WRITTEN TASK =
Select the lines that contain "relative" and copy each of them.

========================

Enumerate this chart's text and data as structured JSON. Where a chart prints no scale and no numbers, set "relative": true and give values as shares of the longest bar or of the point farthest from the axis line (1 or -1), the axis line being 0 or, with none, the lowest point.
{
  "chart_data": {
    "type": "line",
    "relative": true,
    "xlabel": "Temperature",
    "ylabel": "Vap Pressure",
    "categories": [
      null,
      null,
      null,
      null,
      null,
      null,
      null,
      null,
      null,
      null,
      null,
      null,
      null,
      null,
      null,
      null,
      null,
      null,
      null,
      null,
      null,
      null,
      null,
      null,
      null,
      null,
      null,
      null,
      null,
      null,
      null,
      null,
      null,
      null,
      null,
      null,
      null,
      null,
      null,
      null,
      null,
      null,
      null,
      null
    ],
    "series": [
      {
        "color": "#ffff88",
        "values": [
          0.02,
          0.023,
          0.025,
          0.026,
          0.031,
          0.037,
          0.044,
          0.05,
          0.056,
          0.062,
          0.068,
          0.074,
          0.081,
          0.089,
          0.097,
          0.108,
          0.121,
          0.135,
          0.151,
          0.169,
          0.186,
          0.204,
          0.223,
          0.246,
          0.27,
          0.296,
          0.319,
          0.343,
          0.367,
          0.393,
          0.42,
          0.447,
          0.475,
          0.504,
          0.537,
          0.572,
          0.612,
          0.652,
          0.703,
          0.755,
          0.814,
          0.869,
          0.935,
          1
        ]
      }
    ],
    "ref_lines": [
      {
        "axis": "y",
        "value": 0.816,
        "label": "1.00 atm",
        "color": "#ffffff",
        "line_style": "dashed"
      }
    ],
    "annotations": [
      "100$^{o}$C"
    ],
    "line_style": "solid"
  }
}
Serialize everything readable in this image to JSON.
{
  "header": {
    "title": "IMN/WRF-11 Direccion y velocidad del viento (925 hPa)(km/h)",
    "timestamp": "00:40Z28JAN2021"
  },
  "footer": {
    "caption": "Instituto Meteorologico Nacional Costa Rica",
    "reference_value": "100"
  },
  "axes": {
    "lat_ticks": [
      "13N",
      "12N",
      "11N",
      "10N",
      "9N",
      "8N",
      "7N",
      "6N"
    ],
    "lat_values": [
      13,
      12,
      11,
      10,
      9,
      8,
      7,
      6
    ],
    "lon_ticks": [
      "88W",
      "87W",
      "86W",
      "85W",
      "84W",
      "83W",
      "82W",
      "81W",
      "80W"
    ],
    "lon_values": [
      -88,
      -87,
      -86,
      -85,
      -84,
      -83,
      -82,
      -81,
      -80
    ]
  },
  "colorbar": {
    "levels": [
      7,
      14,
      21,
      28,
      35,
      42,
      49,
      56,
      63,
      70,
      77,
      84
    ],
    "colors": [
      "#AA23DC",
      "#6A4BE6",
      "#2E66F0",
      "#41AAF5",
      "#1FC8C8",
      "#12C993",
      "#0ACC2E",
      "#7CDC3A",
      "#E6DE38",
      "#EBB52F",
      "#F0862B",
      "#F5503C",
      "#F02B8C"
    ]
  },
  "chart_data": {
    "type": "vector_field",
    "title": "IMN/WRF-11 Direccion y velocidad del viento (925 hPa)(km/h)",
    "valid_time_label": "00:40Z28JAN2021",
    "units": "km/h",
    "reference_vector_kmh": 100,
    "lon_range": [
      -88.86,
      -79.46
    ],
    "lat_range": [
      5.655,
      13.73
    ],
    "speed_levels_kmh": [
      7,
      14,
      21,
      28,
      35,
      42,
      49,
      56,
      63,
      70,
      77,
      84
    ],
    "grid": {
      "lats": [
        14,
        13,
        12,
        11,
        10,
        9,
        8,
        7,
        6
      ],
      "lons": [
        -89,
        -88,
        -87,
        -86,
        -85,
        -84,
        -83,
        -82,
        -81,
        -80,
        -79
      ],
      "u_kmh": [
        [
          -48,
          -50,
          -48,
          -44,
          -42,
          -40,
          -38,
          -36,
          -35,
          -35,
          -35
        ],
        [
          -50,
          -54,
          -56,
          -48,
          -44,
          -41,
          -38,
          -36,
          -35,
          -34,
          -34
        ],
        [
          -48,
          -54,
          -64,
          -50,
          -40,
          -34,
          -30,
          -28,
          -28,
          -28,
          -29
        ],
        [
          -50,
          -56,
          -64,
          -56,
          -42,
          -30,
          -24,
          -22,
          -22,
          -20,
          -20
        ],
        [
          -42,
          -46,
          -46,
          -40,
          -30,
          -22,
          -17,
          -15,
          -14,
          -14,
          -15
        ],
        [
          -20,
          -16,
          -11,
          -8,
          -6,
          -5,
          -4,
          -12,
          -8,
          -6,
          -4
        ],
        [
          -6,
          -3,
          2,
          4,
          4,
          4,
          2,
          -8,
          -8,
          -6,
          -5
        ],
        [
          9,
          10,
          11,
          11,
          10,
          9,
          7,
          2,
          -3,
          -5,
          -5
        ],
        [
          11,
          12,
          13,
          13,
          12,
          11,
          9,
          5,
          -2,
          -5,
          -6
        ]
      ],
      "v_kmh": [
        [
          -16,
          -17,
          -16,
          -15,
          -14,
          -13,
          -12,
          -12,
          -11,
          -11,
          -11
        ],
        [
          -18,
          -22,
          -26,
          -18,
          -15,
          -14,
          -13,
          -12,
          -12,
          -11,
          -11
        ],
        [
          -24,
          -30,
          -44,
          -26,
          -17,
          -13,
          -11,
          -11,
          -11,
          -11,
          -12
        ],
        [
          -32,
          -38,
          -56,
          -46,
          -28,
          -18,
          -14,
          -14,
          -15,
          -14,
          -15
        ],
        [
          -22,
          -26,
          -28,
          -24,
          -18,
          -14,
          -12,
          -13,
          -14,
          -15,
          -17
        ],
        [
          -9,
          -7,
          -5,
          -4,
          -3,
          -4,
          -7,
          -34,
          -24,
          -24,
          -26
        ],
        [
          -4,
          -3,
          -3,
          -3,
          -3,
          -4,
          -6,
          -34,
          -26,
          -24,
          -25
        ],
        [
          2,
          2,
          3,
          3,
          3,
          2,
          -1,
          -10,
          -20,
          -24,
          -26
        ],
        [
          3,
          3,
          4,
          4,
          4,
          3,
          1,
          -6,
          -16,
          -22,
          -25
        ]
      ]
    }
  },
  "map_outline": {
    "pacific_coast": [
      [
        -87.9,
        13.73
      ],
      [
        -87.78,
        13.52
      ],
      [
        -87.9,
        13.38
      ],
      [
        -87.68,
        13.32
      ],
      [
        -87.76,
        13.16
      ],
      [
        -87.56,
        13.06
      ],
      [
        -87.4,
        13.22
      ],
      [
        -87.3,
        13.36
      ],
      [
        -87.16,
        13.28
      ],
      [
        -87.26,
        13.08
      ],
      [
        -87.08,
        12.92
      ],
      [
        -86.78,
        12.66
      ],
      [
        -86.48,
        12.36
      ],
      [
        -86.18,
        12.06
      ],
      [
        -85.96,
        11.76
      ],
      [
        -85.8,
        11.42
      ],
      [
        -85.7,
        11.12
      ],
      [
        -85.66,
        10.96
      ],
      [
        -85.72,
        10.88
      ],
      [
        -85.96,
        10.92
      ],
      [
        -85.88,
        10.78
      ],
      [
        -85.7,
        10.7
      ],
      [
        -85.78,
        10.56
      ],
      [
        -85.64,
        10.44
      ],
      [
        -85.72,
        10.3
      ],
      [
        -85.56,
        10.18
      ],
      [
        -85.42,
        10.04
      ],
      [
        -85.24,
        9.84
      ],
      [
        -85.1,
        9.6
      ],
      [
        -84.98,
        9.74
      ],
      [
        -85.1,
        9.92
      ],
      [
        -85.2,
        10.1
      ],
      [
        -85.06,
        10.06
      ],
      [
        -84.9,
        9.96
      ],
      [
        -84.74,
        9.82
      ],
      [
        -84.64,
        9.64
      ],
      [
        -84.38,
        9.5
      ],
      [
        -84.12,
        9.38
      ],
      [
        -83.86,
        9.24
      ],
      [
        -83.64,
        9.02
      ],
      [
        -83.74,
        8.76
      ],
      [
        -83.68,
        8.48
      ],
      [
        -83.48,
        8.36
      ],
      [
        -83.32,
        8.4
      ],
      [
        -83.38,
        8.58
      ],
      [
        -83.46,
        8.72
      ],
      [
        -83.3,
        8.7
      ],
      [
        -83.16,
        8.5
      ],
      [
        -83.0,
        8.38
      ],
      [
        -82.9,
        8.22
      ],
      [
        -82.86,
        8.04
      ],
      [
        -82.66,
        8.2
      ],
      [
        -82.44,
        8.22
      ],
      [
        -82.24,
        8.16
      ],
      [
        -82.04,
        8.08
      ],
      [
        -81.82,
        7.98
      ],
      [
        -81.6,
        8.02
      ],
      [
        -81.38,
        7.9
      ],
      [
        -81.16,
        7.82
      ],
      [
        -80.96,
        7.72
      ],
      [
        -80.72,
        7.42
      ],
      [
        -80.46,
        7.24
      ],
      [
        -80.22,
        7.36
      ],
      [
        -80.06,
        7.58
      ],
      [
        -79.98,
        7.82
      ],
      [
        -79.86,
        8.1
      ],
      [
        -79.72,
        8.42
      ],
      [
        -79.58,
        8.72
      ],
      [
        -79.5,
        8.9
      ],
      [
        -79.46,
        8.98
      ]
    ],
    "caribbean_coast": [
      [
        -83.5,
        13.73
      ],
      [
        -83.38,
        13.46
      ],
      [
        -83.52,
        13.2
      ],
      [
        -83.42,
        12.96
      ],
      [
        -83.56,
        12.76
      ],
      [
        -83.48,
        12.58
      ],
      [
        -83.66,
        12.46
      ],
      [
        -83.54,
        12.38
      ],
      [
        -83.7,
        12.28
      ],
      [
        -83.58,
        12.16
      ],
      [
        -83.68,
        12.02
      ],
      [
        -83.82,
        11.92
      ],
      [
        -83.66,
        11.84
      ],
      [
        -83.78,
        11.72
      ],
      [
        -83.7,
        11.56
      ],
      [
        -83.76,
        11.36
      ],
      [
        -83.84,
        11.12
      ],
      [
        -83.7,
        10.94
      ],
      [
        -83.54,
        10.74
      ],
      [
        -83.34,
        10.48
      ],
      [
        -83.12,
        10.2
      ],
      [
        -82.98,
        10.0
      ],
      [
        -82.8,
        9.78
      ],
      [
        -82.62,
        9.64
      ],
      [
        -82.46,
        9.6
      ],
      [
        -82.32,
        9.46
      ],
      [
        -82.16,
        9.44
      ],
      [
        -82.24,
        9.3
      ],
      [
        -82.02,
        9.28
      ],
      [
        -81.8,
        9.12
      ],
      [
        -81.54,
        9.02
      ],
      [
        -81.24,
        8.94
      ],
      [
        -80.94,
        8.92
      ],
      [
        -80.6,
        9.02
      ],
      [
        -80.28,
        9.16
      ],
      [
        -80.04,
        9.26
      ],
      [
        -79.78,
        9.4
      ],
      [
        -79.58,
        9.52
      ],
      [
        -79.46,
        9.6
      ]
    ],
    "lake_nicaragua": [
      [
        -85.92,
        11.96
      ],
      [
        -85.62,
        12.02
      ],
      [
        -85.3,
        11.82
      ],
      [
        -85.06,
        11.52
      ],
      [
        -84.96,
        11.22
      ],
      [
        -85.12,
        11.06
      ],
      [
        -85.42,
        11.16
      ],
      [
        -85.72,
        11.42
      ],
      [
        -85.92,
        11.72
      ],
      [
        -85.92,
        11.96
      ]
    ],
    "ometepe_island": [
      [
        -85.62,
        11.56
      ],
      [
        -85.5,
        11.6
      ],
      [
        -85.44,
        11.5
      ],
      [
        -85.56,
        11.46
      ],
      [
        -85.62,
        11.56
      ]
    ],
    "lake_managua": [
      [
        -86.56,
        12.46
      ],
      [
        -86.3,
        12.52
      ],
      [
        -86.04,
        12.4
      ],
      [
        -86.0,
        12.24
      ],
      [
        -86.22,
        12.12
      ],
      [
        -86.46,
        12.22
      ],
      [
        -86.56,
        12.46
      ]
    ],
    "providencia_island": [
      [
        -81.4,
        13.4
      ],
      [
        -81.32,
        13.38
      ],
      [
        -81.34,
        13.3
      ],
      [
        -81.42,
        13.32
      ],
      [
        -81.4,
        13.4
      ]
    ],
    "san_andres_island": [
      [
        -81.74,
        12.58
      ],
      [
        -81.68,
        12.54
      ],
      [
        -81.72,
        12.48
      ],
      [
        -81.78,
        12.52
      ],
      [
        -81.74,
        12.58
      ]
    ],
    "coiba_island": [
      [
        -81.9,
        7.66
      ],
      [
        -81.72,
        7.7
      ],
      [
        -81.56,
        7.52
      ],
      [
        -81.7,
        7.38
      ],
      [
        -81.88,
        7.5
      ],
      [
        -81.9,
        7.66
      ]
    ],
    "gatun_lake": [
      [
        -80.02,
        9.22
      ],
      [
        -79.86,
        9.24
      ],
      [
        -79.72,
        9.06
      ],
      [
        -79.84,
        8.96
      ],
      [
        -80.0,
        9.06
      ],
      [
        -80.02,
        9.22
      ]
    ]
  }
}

========================

EXERCISE SOLUTION =
Enumerate this chart's text and data as structured JSON. Where a chart prints no scale and no numbers, set "relative": true and give values as shares of the longest bar or of the point farthest from the axis line (1 or -1), the axis line being 0 or, with none, the lowest point.
    "relative": true,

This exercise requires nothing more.